Problem statement -
Hunt for the word "razor" across the entries below, copying each line that holds it.

[Data start]

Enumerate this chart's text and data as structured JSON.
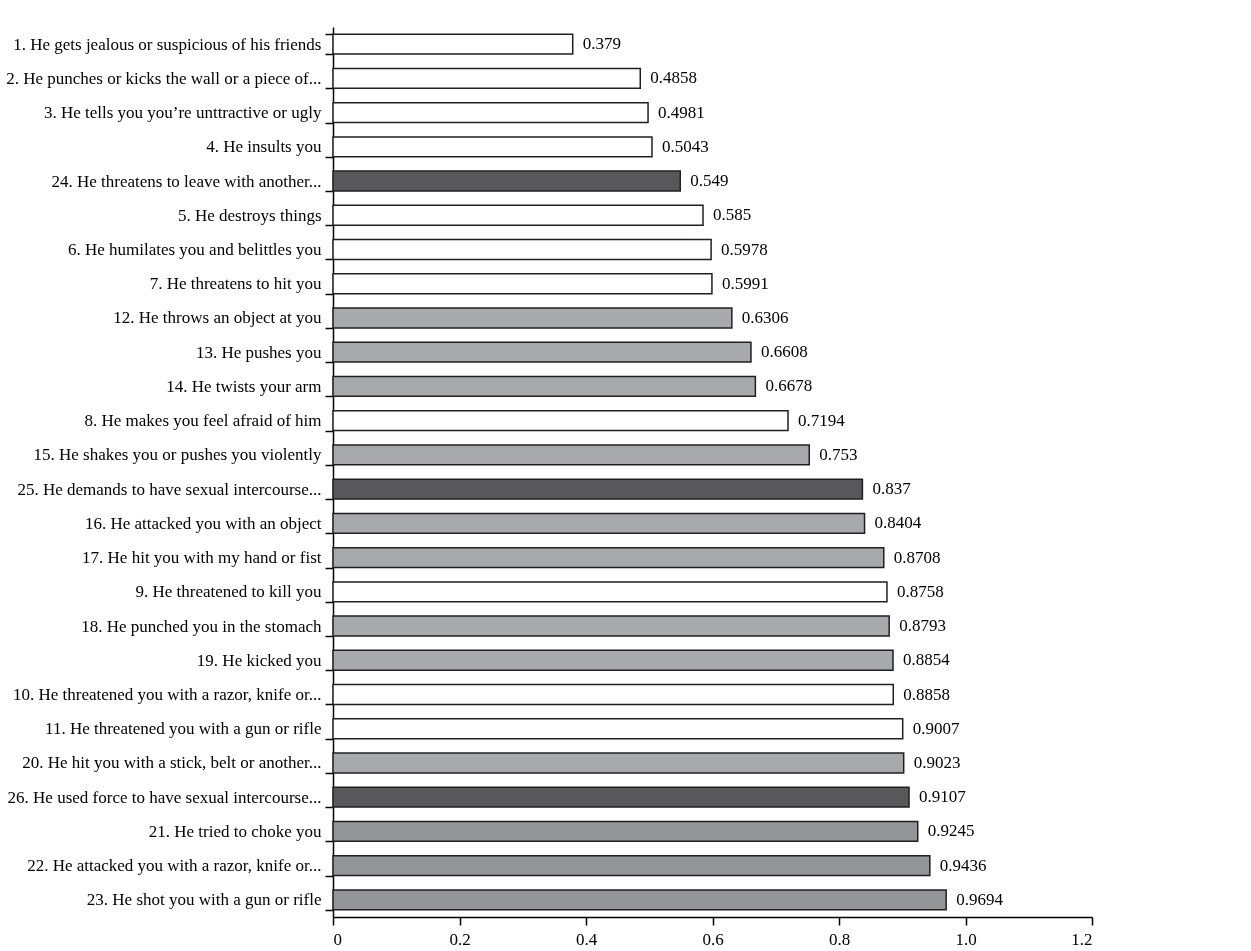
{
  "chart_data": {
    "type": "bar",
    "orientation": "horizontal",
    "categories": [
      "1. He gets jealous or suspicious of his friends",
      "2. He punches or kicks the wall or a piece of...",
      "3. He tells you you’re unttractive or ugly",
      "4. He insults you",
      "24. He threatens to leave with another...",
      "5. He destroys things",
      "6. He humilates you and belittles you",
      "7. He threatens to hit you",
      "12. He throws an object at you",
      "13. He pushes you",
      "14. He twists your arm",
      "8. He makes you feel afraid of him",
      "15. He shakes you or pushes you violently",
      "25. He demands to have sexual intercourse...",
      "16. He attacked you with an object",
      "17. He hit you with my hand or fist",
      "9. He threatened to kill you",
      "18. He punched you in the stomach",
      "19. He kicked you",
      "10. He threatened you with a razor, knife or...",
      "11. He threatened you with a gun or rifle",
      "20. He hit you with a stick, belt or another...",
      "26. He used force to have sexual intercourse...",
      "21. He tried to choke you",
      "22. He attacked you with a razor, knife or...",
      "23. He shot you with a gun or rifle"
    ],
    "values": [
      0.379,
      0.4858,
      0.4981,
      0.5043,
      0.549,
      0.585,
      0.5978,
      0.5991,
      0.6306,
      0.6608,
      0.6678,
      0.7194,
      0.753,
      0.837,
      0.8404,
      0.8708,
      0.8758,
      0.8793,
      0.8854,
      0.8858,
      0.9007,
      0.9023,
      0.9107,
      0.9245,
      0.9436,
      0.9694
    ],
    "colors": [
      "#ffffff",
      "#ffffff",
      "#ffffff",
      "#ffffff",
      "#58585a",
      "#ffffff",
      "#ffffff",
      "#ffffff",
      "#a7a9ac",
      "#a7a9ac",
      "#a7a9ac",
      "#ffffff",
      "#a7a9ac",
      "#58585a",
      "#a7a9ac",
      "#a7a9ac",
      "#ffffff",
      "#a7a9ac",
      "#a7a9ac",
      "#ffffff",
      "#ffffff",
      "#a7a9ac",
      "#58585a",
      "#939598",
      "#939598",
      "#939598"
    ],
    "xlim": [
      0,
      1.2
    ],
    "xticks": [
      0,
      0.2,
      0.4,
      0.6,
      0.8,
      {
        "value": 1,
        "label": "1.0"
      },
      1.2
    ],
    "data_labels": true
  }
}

[Data end]
[Data start]

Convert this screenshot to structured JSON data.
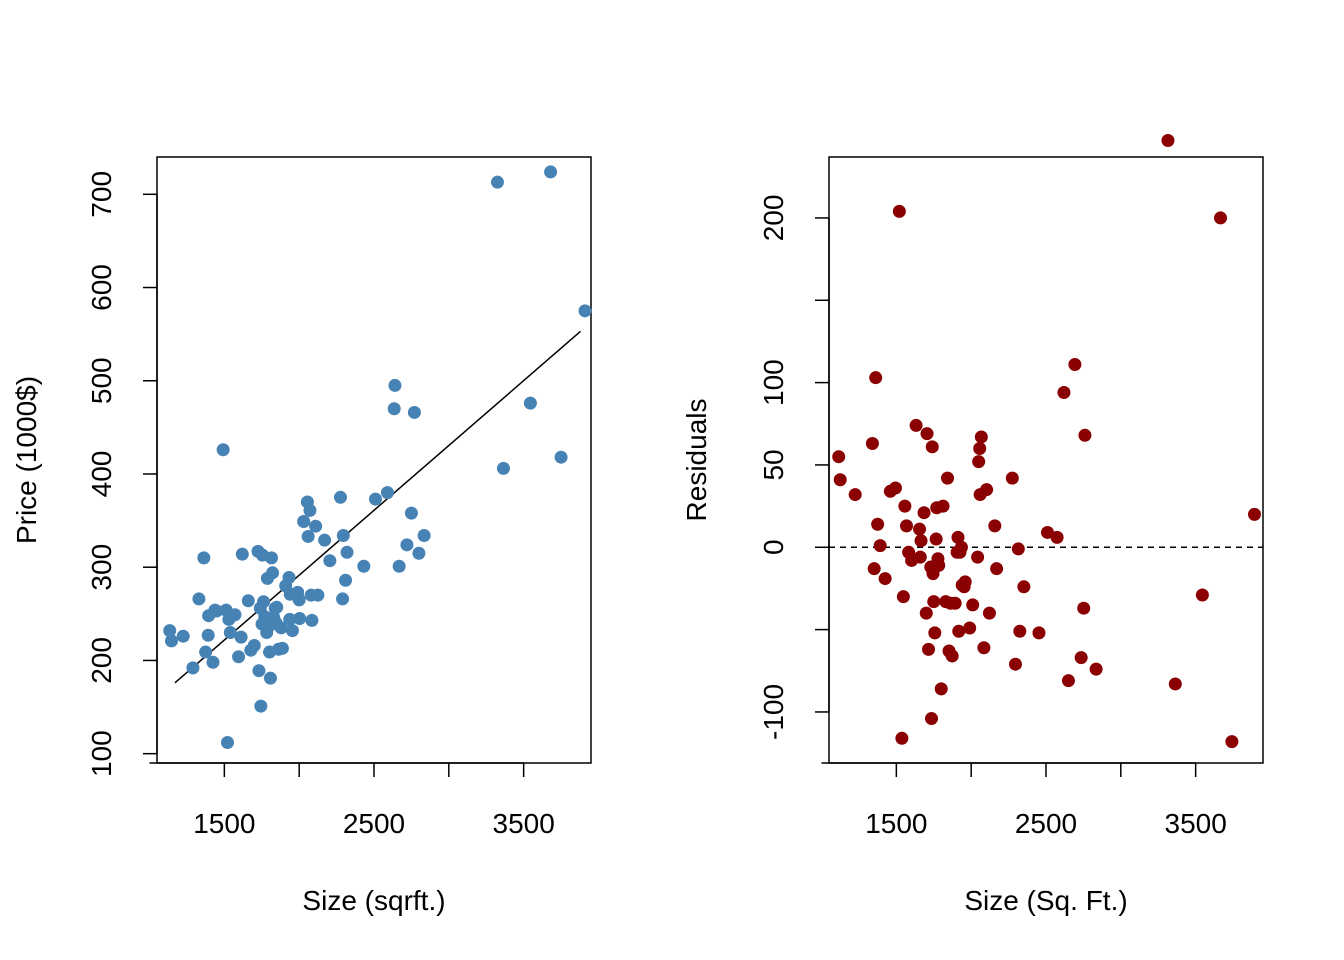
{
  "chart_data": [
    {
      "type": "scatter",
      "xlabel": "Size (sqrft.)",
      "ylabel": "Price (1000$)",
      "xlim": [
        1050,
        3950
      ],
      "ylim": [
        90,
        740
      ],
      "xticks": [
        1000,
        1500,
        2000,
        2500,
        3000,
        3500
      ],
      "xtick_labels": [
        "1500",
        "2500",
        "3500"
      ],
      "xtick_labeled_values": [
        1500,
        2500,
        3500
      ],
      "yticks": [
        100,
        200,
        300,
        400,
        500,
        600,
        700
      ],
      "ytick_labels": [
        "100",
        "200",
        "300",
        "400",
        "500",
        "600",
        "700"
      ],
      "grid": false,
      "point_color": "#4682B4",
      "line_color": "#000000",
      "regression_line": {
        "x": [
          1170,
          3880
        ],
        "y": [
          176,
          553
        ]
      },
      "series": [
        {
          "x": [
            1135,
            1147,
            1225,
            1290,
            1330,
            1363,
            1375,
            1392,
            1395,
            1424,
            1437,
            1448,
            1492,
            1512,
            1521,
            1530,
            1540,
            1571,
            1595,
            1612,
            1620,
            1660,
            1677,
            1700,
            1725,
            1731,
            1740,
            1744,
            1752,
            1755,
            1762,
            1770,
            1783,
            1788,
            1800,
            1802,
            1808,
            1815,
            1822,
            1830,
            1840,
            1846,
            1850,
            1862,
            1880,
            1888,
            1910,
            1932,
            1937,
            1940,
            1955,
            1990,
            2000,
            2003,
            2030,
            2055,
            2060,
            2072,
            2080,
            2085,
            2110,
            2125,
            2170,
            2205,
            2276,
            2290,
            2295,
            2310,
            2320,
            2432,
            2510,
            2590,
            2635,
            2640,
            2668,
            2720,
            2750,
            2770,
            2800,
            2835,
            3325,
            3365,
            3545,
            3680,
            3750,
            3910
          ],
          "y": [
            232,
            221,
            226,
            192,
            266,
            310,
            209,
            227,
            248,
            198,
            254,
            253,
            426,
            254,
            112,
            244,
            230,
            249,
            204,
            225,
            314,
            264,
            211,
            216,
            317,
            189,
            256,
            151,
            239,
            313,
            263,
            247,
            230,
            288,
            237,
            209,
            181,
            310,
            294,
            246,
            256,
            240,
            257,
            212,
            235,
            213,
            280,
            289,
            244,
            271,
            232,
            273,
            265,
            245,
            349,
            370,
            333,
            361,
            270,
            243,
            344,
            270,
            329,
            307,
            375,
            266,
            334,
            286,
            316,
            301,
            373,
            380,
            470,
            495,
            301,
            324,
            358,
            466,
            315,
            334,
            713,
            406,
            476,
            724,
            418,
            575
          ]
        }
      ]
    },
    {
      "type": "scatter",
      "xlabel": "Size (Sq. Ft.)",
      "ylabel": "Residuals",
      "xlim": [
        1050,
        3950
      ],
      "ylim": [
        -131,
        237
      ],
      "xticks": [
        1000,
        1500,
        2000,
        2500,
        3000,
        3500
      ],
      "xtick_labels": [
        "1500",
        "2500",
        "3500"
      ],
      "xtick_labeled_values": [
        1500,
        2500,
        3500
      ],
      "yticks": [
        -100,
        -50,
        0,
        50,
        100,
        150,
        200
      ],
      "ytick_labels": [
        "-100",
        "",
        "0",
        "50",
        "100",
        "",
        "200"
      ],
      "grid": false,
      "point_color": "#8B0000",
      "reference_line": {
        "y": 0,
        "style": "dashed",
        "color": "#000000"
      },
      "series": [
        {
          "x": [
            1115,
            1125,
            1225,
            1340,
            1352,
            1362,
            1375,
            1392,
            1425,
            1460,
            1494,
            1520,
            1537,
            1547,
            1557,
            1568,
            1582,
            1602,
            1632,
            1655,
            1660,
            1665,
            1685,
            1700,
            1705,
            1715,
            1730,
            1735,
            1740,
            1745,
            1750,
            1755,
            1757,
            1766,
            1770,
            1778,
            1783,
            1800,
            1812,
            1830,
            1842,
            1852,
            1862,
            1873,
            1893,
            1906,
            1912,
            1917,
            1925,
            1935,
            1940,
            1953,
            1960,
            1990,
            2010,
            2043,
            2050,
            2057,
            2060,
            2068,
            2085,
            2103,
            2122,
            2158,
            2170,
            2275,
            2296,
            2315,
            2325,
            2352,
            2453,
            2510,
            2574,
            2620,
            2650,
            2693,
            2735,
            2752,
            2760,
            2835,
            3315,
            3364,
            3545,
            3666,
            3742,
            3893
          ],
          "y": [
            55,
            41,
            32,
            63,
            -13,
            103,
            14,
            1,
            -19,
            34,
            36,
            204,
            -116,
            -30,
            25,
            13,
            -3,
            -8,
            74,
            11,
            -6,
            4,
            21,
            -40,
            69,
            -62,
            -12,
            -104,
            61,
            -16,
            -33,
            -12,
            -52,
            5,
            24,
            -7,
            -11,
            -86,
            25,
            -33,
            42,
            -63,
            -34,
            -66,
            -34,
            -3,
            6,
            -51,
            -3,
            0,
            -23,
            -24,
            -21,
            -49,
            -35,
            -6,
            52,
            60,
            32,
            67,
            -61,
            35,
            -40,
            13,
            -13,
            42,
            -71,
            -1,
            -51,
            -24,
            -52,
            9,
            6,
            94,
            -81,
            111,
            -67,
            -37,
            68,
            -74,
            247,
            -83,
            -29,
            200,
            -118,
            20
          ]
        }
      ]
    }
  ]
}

[Data end]
[Data start]

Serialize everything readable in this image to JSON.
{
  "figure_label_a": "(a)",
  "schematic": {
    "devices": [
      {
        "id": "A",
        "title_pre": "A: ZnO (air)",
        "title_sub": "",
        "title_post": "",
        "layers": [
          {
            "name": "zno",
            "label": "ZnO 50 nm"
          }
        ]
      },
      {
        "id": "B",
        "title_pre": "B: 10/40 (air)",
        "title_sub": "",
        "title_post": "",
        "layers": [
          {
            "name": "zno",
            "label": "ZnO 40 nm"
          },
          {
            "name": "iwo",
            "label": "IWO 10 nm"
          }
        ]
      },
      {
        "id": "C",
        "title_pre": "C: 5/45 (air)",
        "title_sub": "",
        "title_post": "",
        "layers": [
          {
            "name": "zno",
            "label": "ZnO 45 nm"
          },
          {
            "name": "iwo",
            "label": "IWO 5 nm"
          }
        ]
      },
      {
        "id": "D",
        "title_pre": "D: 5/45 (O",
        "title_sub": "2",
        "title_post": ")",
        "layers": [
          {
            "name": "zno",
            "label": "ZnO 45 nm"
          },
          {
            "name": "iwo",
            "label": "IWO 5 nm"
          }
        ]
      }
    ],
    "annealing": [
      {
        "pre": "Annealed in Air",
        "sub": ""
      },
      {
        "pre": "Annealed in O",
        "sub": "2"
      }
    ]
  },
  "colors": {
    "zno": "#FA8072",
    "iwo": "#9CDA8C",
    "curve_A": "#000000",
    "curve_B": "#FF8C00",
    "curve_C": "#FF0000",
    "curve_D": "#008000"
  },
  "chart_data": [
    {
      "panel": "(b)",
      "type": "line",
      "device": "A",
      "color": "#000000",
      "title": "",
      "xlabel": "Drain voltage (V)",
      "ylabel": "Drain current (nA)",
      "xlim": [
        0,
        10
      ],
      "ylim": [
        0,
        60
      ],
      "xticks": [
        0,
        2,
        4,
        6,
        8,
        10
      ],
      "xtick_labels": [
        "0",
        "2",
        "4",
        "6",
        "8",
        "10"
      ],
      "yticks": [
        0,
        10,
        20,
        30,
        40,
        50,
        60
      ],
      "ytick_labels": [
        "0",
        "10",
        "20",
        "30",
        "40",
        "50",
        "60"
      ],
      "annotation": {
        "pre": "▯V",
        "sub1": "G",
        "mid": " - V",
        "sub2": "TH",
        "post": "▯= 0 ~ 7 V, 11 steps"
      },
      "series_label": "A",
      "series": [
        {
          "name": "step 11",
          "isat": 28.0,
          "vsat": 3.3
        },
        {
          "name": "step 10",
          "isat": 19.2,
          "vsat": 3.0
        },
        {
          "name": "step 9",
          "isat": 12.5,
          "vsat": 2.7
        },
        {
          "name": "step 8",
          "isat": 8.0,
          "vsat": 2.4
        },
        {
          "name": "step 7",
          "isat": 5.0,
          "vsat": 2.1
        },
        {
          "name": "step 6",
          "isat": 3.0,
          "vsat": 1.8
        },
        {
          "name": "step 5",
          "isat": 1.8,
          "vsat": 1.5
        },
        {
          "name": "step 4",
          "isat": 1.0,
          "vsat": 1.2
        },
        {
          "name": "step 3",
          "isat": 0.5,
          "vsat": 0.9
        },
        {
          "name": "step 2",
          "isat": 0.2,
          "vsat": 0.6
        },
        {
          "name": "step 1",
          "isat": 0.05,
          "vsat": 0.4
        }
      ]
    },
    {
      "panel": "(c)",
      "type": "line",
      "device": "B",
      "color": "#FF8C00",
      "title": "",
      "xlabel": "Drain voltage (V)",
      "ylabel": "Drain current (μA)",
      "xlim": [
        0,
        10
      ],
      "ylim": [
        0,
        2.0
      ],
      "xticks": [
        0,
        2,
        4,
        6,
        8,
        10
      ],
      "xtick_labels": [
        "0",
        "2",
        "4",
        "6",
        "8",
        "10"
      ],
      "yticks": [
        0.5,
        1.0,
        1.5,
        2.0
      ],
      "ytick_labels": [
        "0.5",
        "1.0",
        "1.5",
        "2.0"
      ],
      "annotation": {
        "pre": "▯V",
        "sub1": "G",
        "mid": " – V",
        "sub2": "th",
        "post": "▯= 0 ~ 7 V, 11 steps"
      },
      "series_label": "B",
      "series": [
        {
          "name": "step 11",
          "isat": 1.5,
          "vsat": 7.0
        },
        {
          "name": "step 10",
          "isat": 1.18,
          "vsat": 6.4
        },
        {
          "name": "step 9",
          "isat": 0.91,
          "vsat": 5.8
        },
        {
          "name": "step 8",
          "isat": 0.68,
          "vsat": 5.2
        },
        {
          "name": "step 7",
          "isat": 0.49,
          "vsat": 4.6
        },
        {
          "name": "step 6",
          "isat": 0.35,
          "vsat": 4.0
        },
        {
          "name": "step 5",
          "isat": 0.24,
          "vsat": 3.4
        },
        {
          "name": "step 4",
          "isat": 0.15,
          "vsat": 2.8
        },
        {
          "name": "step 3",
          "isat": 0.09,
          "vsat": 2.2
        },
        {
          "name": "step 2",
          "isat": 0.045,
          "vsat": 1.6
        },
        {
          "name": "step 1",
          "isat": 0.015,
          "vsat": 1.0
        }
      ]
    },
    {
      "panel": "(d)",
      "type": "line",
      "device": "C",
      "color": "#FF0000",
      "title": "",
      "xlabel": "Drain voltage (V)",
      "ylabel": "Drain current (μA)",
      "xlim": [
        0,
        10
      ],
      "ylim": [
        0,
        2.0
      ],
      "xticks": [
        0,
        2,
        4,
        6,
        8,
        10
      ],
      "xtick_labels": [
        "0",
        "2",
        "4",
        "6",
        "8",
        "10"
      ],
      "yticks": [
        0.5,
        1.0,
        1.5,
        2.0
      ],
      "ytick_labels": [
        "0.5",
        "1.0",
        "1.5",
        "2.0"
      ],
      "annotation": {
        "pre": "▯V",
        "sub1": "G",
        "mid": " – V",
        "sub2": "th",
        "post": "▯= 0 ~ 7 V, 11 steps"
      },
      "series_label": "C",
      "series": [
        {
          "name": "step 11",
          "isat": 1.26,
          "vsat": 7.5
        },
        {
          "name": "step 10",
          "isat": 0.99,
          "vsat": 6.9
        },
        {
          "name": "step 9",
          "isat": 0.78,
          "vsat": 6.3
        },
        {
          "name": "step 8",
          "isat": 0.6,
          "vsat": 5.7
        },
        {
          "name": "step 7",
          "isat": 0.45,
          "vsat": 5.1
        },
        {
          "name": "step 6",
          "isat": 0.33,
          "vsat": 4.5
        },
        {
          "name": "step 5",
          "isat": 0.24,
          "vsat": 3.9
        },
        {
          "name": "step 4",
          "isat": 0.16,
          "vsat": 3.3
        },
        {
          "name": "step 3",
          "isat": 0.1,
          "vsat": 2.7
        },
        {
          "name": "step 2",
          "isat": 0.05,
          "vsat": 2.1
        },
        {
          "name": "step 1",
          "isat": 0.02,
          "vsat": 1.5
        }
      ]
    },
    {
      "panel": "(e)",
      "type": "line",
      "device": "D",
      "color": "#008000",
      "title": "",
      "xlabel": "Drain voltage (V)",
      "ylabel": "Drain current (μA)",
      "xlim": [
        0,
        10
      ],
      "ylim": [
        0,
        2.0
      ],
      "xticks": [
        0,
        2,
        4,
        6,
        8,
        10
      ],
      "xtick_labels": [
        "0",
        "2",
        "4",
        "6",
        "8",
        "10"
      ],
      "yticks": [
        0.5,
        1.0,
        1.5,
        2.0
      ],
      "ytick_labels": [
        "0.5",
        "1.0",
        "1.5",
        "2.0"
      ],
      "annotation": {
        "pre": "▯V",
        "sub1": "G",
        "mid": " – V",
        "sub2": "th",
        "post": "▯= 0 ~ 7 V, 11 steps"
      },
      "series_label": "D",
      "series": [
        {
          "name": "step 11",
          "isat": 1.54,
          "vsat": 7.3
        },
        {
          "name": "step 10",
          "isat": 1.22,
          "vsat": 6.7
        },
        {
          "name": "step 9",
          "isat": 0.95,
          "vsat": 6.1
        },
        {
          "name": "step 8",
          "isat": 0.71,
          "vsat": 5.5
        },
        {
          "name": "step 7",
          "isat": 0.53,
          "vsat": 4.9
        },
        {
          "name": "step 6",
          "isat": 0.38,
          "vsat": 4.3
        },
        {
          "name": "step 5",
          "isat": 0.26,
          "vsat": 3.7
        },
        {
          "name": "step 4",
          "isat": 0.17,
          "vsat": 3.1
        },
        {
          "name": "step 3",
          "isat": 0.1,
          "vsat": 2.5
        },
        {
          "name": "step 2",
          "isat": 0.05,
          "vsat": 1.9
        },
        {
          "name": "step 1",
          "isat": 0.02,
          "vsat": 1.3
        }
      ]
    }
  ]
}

[Data end]

Reply -
      "10. He threatened you with a razor, knife or...",
      "22. He attacked you with a razor, knife or...",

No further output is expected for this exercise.